[Rows from a dataset]
•••••

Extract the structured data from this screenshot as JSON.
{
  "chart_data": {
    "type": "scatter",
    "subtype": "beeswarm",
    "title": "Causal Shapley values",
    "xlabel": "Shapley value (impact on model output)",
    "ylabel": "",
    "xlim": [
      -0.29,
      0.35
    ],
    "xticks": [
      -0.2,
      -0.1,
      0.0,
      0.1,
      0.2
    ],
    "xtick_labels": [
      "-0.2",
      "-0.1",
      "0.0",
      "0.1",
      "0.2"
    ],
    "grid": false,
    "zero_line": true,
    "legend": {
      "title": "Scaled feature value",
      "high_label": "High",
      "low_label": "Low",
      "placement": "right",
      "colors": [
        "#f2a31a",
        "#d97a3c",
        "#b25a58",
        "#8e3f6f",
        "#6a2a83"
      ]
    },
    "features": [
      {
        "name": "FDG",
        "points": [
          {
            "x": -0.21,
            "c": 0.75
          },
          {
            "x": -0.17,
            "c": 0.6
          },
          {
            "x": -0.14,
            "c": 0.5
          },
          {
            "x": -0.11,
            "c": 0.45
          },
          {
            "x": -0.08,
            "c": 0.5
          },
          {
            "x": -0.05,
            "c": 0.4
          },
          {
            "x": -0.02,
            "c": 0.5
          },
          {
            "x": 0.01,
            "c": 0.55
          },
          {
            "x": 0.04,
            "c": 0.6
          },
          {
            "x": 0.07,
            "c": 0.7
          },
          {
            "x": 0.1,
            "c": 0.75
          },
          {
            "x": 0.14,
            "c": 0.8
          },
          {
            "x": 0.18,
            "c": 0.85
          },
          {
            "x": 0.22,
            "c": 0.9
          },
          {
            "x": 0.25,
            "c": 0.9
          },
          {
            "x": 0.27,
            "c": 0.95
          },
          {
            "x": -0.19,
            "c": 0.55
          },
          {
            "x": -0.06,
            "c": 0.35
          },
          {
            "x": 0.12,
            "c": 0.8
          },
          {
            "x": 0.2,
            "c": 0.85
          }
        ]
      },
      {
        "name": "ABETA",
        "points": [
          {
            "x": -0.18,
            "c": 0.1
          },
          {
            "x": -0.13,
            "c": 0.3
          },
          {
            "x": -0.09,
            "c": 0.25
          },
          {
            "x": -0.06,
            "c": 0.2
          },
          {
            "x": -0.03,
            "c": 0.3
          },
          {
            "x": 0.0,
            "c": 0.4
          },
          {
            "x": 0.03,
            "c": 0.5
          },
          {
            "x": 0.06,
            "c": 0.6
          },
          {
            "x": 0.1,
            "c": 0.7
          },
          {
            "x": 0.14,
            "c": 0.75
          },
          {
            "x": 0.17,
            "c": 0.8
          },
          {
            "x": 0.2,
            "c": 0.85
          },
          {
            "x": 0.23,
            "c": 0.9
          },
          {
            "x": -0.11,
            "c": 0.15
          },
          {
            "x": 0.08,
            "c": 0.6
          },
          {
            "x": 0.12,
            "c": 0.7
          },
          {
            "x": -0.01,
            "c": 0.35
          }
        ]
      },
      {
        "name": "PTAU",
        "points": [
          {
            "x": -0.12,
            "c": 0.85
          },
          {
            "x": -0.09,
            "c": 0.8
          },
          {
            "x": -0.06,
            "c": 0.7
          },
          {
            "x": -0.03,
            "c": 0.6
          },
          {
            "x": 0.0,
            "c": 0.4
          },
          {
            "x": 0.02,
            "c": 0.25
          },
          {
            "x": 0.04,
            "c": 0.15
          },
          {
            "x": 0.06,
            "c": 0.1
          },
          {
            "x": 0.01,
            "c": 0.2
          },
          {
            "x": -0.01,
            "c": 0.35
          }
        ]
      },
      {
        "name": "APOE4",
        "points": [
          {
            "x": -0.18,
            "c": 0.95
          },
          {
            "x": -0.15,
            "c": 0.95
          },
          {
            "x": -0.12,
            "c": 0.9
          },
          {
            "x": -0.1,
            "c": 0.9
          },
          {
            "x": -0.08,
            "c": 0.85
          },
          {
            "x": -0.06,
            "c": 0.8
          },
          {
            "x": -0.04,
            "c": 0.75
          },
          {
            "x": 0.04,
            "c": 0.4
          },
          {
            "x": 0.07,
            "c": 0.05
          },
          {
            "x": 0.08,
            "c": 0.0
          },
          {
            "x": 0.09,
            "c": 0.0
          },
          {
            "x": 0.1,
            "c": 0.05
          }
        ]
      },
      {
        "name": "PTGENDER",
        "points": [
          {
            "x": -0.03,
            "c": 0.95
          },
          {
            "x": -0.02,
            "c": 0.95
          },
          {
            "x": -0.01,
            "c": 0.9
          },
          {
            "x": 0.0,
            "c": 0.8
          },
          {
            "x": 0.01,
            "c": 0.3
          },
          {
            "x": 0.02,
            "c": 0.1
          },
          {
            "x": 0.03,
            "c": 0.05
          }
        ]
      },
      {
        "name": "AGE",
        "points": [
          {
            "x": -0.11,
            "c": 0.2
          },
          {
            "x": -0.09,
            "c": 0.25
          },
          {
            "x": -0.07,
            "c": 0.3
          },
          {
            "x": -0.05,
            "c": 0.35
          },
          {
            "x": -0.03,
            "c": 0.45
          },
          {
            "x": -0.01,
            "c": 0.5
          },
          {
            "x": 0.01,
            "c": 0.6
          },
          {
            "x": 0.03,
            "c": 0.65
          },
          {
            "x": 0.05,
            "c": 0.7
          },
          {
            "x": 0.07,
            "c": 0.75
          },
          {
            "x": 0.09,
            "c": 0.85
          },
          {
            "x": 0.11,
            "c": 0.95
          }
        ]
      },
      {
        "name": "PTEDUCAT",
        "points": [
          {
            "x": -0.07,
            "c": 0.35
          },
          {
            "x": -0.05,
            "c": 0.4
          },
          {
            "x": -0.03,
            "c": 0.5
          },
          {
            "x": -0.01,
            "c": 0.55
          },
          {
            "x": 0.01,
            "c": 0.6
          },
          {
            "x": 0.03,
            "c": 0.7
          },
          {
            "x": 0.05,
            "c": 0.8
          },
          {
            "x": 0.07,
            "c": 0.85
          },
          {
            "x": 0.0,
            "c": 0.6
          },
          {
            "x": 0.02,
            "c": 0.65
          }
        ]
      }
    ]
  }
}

•••••

THE TASK
Copy out each record exactly as given, omitting none.

PROBLEM SOLUTION
Extract the structured data from this screenshot as JSON.
{
  "chart_data": {
    "type": "scatter",
    "subtype": "beeswarm",
    "title": "Causal Shapley values",
    "xlabel": "Shapley value (impact on model output)",
    "ylabel": "",
    "xlim": [
      -0.29,
      0.35
    ],
    "xticks": [
      -0.2,
      -0.1,
      0.0,
      0.1,
      0.2
    ],
    "xtick_labels": [
      "-0.2",
      "-0.1",
      "0.0",
      "0.1",
      "0.2"
    ],
    "grid": false,
    "zero_line": true,
    "legend": {
      "title": "Scaled feature value",
      "high_label": "High",
      "low_label": "Low",
      "placement": "right",
      "colors": [
        "#f2a31a",
        "#d97a3c",
        "#b25a58",
        "#8e3f6f",
        "#6a2a83"
      ]
    },
    "features": [
      {
        "name": "FDG",
        "points": [
          {
            "x": -0.21,
            "c": 0.75
          },
          {
            "x": -0.17,
            "c": 0.6
          },
          {
            "x": -0.14,
            "c": 0.5
          },
          {
            "x": -0.11,
            "c": 0.45
          },
          {
            "x": -0.08,
            "c": 0.5
          },
          {
            "x": -0.05,
            "c": 0.4
          },
          {
            "x": -0.02,
            "c": 0.5
          },
          {
            "x": 0.01,
            "c": 0.55
          },
          {
            "x": 0.04,
            "c": 0.6
          },
          {
            "x": 0.07,
            "c": 0.7
          },
          {
            "x": 0.1,
            "c": 0.75
          },
          {
            "x": 0.14,
            "c": 0.8
          },
          {
            "x": 0.18,
            "c": 0.85
          },
          {
            "x": 0.22,
            "c": 0.9
          },
          {
            "x": 0.25,
            "c": 0.9
          },
          {
            "x": 0.27,
            "c": 0.95
          },
          {
            "x": -0.19,
            "c": 0.55
          },
          {
            "x": -0.06,
            "c": 0.35
          },
          {
            "x": 0.12,
            "c": 0.8
          },
          {
            "x": 0.2,
            "c": 0.85
          }
        ]
      },
      {
        "name": "ABETA",
        "points": [
          {
            "x": -0.18,
            "c": 0.1
          },
          {
            "x": -0.13,
            "c": 0.3
          },
          {
            "x": -0.09,
            "c": 0.25
          },
          {
            "x": -0.06,
            "c": 0.2
          },
          {
            "x": -0.03,
            "c": 0.3
          },
          {
            "x": 0.0,
            "c": 0.4
          },
          {
            "x": 0.03,
            "c": 0.5
          },
          {
            "x": 0.06,
            "c": 0.6
          },
          {
            "x": 0.1,
            "c": 0.7
          },
          {
            "x": 0.14,
            "c": 0.75
          },
          {
            "x": 0.17,
            "c": 0.8
          },
          {
            "x": 0.2,
            "c": 0.85
          },
          {
            "x": 0.23,
            "c": 0.9
          },
          {
            "x": -0.11,
            "c": 0.15
          },
          {
            "x": 0.08,
            "c": 0.6
          },
          {
            "x": 0.12,
            "c": 0.7
          },
          {
            "x": -0.01,
            "c": 0.35
          }
        ]
      },
      {
        "name": "PTAU",
        "points": [
          {
            "x": -0.12,
            "c": 0.85
          },
          {
            "x": -0.09,
            "c": 0.8
          },
          {
            "x": -0.06,
            "c": 0.7
          },
          {
            "x": -0.03,
            "c": 0.6
          },
          {
            "x": 0.0,
            "c": 0.4
          },
          {
            "x": 0.02,
            "c": 0.25
          },
          {
            "x": 0.04,
            "c": 0.15
          },
          {
            "x": 0.06,
            "c": 0.1
          },
          {
            "x": 0.01,
            "c": 0.2
          },
          {
            "x": -0.01,
            "c": 0.35
          }
        ]
      },
      {
        "name": "APOE4",
        "points": [
          {
            "x": -0.18,
            "c": 0.95
          },
          {
            "x": -0.15,
            "c": 0.95
          },
          {
            "x": -0.12,
            "c": 0.9
          },
          {
            "x": -0.1,
            "c": 0.9
          },
          {
            "x": -0.08,
            "c": 0.85
          },
          {
            "x": -0.06,
            "c": 0.8
          },
          {
            "x": -0.04,
            "c": 0.75
          },
          {
            "x": 0.04,
            "c": 0.4
          },
          {
            "x": 0.07,
            "c": 0.05
          },
          {
            "x": 0.08,
            "c": 0.0
          },
          {
            "x": 0.09,
            "c": 0.0
          },
          {
            "x": 0.1,
            "c": 0.05
          }
        ]
      },
      {
        "name": "PTGENDER",
        "points": [
          {
            "x": -0.03,
            "c": 0.95
          },
          {
            "x": -0.02,
            "c": 0.95
          },
          {
            "x": -0.01,
            "c": 0.9
          },
          {
            "x": 0.0,
            "c": 0.8
          },
          {
            "x": 0.01,
            "c": 0.3
          },
          {
            "x": 0.02,
            "c": 0.1
          },
          {
            "x": 0.03,
            "c": 0.05
          }
        ]
      },
      {
        "name": "AGE",
        "points": [
          {
            "x": -0.11,
            "c": 0.2
          },
          {
            "x": -0.09,
            "c": 0.25
          },
          {
            "x": -0.07,
            "c": 0.3
          },
          {
            "x": -0.05,
            "c": 0.35
          },
          {
            "x": -0.03,
            "c": 0.45
          },
          {
            "x": -0.01,
            "c": 0.5
          },
          {
            "x": 0.01,
            "c": 0.6
          },
          {
            "x": 0.03,
            "c": 0.65
          },
          {
            "x": 0.05,
            "c": 0.7
          },
          {
            "x": 0.07,
            "c": 0.75
          },
          {
            "x": 0.09,
            "c": 0.85
          },
          {
            "x": 0.11,
            "c": 0.95
          }
        ]
      },
      {
        "name": "PTEDUCAT",
        "points": [
          {
            "x": -0.07,
            "c": 0.35
          },
          {
            "x": -0.05,
            "c": 0.4
          },
          {
            "x": -0.03,
            "c": 0.5
          },
          {
            "x": -0.01,
            "c": 0.55
          },
          {
            "x": 0.01,
            "c": 0.6
          },
          {
            "x": 0.03,
            "c": 0.7
          },
          {
            "x": 0.05,
            "c": 0.8
          },
          {
            "x": 0.07,
            "c": 0.85
          },
          {
            "x": 0.0,
            "c": 0.6
          },
          {
            "x": 0.02,
            "c": 0.65
          }
        ]
      }
    ]
  }
}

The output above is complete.